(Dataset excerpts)
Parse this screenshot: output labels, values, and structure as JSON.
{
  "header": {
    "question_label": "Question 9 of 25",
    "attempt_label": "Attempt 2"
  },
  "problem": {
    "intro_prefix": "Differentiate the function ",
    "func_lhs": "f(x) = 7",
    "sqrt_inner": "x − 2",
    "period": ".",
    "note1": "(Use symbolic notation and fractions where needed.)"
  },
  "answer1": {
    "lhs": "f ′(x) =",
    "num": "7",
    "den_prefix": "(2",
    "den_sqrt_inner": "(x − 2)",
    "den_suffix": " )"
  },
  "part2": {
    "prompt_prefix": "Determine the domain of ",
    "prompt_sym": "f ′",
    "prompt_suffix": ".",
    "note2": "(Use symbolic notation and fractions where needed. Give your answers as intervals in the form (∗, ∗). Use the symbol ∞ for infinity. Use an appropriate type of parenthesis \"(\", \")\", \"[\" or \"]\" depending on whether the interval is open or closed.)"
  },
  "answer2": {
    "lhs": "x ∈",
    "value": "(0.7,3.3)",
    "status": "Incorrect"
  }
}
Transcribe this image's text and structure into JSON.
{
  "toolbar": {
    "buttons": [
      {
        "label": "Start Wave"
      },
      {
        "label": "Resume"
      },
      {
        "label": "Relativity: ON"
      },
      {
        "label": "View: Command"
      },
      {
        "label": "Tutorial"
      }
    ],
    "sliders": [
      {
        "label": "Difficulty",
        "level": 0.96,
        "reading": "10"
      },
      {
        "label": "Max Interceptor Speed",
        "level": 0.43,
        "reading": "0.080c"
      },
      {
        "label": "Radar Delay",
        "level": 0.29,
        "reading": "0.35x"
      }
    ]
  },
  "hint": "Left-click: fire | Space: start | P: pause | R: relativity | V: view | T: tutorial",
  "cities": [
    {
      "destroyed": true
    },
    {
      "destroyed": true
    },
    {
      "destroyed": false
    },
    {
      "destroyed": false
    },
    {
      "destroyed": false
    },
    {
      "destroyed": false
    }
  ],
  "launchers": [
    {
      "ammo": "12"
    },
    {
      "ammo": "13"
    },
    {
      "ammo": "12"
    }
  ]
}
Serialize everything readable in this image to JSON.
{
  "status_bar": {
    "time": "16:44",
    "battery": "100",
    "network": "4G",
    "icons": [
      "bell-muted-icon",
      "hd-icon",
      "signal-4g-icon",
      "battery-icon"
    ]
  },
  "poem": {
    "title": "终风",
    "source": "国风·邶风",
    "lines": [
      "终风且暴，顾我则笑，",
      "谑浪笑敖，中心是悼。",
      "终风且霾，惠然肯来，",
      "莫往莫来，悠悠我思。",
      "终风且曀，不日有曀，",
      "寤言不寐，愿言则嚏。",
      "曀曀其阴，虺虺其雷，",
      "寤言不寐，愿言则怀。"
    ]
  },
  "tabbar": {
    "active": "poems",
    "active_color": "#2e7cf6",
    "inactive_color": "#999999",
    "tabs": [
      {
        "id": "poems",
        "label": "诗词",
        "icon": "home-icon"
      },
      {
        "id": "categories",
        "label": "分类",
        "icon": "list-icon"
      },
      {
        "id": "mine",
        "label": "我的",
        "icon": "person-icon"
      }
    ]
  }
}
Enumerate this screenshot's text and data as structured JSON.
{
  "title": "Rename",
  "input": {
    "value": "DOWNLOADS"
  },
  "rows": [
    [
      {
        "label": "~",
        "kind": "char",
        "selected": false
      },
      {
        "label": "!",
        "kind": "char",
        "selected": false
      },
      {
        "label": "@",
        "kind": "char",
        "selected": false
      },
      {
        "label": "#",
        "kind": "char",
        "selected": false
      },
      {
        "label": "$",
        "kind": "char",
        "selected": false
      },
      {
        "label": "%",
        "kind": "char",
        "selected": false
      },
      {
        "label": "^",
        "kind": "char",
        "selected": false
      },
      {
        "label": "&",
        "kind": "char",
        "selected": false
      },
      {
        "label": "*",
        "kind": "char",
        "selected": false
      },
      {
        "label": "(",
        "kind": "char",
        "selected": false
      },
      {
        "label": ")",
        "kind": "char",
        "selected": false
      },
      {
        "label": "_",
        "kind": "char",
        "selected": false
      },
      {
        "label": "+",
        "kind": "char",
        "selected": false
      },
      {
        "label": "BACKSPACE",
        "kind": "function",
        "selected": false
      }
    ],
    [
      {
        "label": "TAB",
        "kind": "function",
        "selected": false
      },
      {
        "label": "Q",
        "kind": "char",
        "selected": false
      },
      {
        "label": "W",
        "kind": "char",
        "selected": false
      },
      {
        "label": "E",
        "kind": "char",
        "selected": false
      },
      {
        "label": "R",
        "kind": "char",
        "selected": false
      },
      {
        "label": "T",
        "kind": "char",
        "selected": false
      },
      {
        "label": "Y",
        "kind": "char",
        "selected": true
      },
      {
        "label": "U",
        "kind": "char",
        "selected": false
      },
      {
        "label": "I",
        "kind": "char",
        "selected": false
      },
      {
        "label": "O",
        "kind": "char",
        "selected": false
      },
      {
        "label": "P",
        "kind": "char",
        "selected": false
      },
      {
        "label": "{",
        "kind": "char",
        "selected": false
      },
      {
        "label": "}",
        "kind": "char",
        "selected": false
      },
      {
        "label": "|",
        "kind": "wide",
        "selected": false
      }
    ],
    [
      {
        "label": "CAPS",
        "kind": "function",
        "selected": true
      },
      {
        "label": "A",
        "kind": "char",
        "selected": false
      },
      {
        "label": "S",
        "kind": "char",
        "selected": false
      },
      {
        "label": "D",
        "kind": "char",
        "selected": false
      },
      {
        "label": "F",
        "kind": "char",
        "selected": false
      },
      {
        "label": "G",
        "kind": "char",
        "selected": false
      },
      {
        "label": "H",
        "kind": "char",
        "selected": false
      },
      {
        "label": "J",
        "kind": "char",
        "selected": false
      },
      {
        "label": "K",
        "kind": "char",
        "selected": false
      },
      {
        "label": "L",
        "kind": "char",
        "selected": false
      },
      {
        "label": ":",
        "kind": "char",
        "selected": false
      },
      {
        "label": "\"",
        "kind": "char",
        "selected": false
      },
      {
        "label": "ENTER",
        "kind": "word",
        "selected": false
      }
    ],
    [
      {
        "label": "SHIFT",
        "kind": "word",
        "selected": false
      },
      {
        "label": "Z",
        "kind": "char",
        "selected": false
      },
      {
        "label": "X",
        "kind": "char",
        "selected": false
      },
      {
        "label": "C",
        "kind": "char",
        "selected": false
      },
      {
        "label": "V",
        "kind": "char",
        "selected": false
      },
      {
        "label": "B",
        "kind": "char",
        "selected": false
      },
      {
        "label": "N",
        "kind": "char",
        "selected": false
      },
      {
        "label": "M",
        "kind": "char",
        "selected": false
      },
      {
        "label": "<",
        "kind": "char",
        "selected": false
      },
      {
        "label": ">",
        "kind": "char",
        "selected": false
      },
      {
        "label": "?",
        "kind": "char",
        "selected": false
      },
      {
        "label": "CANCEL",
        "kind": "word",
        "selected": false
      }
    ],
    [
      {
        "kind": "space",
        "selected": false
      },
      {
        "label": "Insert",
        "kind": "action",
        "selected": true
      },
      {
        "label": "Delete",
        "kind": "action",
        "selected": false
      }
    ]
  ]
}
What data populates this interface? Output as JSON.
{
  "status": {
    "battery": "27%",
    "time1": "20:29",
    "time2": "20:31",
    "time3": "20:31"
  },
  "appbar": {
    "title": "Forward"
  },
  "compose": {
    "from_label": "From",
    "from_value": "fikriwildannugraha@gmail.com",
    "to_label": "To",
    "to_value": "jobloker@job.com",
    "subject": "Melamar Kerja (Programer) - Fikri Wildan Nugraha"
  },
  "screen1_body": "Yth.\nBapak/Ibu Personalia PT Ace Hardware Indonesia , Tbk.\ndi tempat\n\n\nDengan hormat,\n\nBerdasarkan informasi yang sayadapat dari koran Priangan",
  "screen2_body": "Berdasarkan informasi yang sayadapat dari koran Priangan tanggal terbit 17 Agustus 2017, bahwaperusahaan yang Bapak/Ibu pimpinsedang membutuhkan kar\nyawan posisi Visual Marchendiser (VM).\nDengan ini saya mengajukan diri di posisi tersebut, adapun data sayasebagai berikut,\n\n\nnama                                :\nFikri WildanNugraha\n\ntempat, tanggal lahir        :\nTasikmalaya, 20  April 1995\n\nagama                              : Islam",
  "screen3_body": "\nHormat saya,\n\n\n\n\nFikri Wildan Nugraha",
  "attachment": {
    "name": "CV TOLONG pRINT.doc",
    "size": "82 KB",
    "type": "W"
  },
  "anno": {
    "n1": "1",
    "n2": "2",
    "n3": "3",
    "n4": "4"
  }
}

* _Exercise instructions_: Which lines hold the word "nDengan"? Return all of them from the records above.

* _Reply to the exercise_:
  "screen1_body": "Yth.\nBapak/Ibu Personalia PT Ace Hardware Indonesia , Tbk.\ndi tempat\n\n\nDengan hormat,\n\nBerdasarkan informasi yang sayadapat dari koran Priangan",
  "screen2_body": "Berdasarkan informasi yang sayadapat dari koran Priangan tanggal terbit 17 Agustus 2017, bahwaperusahaan yang Bapak/Ibu pimpinsedang membutuhkan kar\nyawan posisi Visual Marchendiser (VM).\nDengan ini saya mengajukan diri di posisi tersebut, adapun data sayasebagai berikut,\n\n\nnama                                :\nFikri WildanNugraha\n\ntempat, tanggal lahir        :\nTasikmalaya, 20  April 1995\n\nagama                              : Islam",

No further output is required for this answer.